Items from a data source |

>> START

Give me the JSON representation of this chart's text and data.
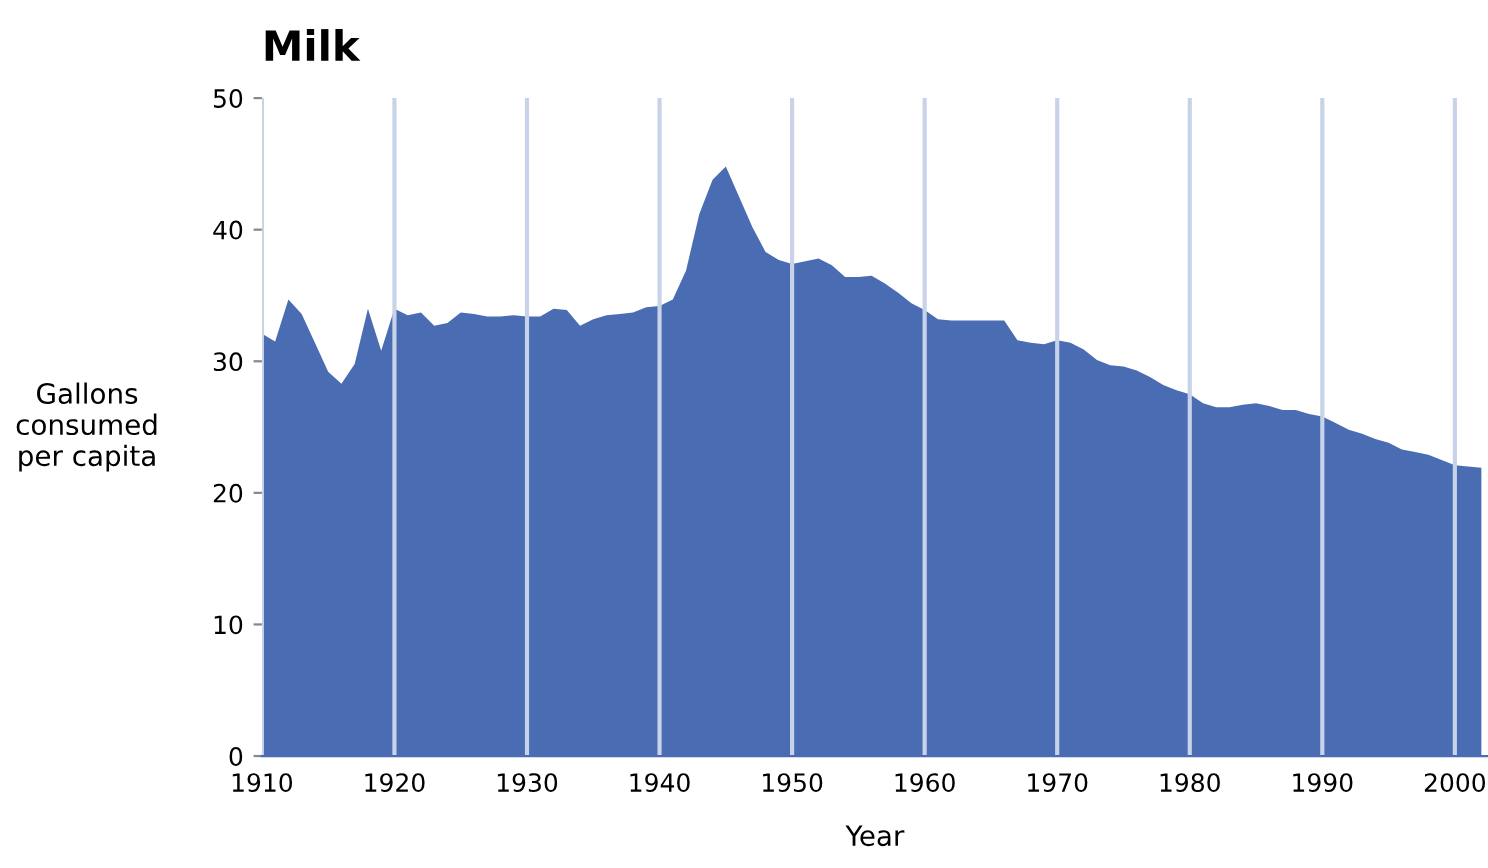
{
  "chart_data": {
    "type": "area",
    "title": "Milk",
    "xlabel": "Year",
    "ylabel": "Gallons\nconsumed\nper capita",
    "x": [
      1910,
      1911,
      1912,
      1913,
      1914,
      1915,
      1916,
      1917,
      1918,
      1919,
      1920,
      1921,
      1922,
      1923,
      1924,
      1925,
      1926,
      1927,
      1928,
      1929,
      1930,
      1931,
      1932,
      1933,
      1934,
      1935,
      1936,
      1937,
      1938,
      1939,
      1940,
      1941,
      1942,
      1943,
      1944,
      1945,
      1946,
      1947,
      1948,
      1949,
      1950,
      1951,
      1952,
      1953,
      1954,
      1955,
      1956,
      1957,
      1958,
      1959,
      1960,
      1961,
      1962,
      1963,
      1964,
      1965,
      1966,
      1967,
      1968,
      1969,
      1970,
      1971,
      1972,
      1973,
      1974,
      1975,
      1976,
      1977,
      1978,
      1979,
      1980,
      1981,
      1982,
      1983,
      1984,
      1985,
      1986,
      1987,
      1988,
      1989,
      1990,
      1991,
      1992,
      1993,
      1994,
      1995,
      1996,
      1997,
      1998,
      1999,
      2000,
      2001,
      2002
    ],
    "series": [
      {
        "color": "#4a6cb3",
        "values": [
          32.1,
          31.5,
          34.7,
          33.6,
          31.4,
          29.2,
          28.3,
          29.8,
          34.0,
          30.8,
          34.0,
          33.5,
          33.7,
          32.7,
          32.9,
          33.7,
          33.6,
          33.4,
          33.4,
          33.5,
          33.4,
          33.4,
          34.0,
          33.9,
          32.7,
          33.2,
          33.5,
          33.6,
          33.7,
          34.1,
          34.2,
          34.7,
          36.9,
          41.2,
          43.8,
          44.8,
          42.5,
          40.2,
          38.3,
          37.7,
          37.4,
          37.6,
          37.8,
          37.3,
          36.4,
          36.4,
          36.5,
          35.9,
          35.2,
          34.4,
          33.9,
          33.2,
          33.1,
          33.1,
          33.1,
          33.1,
          33.1,
          31.6,
          31.4,
          31.3,
          31.6,
          31.4,
          30.9,
          30.1,
          29.7,
          29.6,
          29.3,
          28.8,
          28.2,
          27.8,
          27.5,
          26.8,
          26.5,
          26.5,
          26.7,
          26.8,
          26.6,
          26.3,
          26.3,
          26.0,
          25.8,
          25.3,
          24.8,
          24.5,
          24.1,
          23.8,
          23.3,
          23.1,
          22.9,
          22.5,
          22.1,
          22.0,
          21.9
        ]
      }
    ],
    "xlim": [
      1910,
      2002.5
    ],
    "ylim": [
      0,
      50
    ],
    "xticks": [
      1910,
      1920,
      1930,
      1940,
      1950,
      1960,
      1970,
      1980,
      1990,
      2000
    ],
    "yticks": [
      0,
      10,
      20,
      30,
      40,
      50
    ],
    "grid": "x"
  }
}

>> END

Brief |
Leave the images out, please, and restate each line word for word.

Right answer |
Give me the JSON representation of this chart's text and data.
{
  "chart_data": {
    "type": "area",
    "title": "Milk",
    "xlabel": "Year",
    "ylabel": "Gallons\nconsumed\nper capita",
    "x": [
      1910,
      1911,
      1912,
      1913,
      1914,
      1915,
      1916,
      1917,
      1918,
      1919,
      1920,
      1921,
      1922,
      1923,
      1924,
      1925,
      1926,
      1927,
      1928,
      1929,
      1930,
      1931,
      1932,
      1933,
      1934,
      1935,
      1936,
      1937,
      1938,
      1939,
      1940,
      1941,
      1942,
      1943,
      1944,
      1945,
      1946,
      1947,
      1948,
      1949,
      1950,
      1951,
      1952,
      1953,
      1954,
      1955,
      1956,
      1957,
      1958,
      1959,
      1960,
      1961,
      1962,
      1963,
      1964,
      1965,
      1966,
      1967,
      1968,
      1969,
      1970,
      1971,
      1972,
      1973,
      1974,
      1975,
      1976,
      1977,
      1978,
      1979,
      1980,
      1981,
      1982,
      1983,
      1984,
      1985,
      1986,
      1987,
      1988,
      1989,
      1990,
      1991,
      1992,
      1993,
      1994,
      1995,
      1996,
      1997,
      1998,
      1999,
      2000,
      2001,
      2002
    ],
    "series": [
      {
        "color": "#4a6cb3",
        "values": [
          32.1,
          31.5,
          34.7,
          33.6,
          31.4,
          29.2,
          28.3,
          29.8,
          34.0,
          30.8,
          34.0,
          33.5,
          33.7,
          32.7,
          32.9,
          33.7,
          33.6,
          33.4,
          33.4,
          33.5,
          33.4,
          33.4,
          34.0,
          33.9,
          32.7,
          33.2,
          33.5,
          33.6,
          33.7,
          34.1,
          34.2,
          34.7,
          36.9,
          41.2,
          43.8,
          44.8,
          42.5,
          40.2,
          38.3,
          37.7,
          37.4,
          37.6,
          37.8,
          37.3,
          36.4,
          36.4,
          36.5,
          35.9,
          35.2,
          34.4,
          33.9,
          33.2,
          33.1,
          33.1,
          33.1,
          33.1,
          33.1,
          31.6,
          31.4,
          31.3,
          31.6,
          31.4,
          30.9,
          30.1,
          29.7,
          29.6,
          29.3,
          28.8,
          28.2,
          27.8,
          27.5,
          26.8,
          26.5,
          26.5,
          26.7,
          26.8,
          26.6,
          26.3,
          26.3,
          26.0,
          25.8,
          25.3,
          24.8,
          24.5,
          24.1,
          23.8,
          23.3,
          23.1,
          22.9,
          22.5,
          22.1,
          22.0,
          21.9
        ]
      }
    ],
    "xlim": [
      1910,
      2002.5
    ],
    "ylim": [
      0,
      50
    ],
    "xticks": [
      1910,
      1920,
      1930,
      1940,
      1950,
      1960,
      1970,
      1980,
      1990,
      2000
    ],
    "yticks": [
      0,
      10,
      20,
      30,
      40,
      50
    ],
    "grid": "x"
  }
}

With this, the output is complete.